Directions:
Work out how many lines of the material below mention the word "text"; reply with the number only.

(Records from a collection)
Start
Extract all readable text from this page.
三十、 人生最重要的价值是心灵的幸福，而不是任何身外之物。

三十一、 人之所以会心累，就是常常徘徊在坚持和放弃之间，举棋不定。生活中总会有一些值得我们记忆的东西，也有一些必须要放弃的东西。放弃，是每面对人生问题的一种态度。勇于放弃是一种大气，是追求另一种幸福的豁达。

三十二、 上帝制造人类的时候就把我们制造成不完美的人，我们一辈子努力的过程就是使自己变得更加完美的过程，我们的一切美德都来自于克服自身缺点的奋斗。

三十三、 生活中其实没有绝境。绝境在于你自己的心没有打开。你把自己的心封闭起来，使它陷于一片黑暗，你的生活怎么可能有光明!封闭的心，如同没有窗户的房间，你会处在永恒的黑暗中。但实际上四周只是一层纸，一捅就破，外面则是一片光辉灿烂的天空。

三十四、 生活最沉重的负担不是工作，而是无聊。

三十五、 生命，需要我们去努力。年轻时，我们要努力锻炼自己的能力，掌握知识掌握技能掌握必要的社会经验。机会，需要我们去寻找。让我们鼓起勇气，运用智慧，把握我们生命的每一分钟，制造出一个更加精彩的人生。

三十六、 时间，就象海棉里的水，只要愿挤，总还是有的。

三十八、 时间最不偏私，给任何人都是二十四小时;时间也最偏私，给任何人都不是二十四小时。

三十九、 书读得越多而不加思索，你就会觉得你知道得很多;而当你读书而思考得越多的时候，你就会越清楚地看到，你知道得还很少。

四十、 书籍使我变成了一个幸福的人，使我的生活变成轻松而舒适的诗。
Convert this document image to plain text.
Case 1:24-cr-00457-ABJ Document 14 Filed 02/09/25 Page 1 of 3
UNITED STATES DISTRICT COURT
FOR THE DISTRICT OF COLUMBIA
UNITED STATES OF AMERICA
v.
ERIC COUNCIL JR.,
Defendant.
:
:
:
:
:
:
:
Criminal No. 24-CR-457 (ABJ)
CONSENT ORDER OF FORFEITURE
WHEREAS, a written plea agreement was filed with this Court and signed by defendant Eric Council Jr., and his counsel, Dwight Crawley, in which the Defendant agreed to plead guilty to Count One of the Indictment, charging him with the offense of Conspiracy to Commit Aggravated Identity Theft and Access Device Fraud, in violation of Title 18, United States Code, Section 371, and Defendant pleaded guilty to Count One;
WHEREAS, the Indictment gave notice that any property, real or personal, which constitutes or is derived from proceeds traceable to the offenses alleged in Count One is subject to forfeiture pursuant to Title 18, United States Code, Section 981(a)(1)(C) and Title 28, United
End
Task output:
2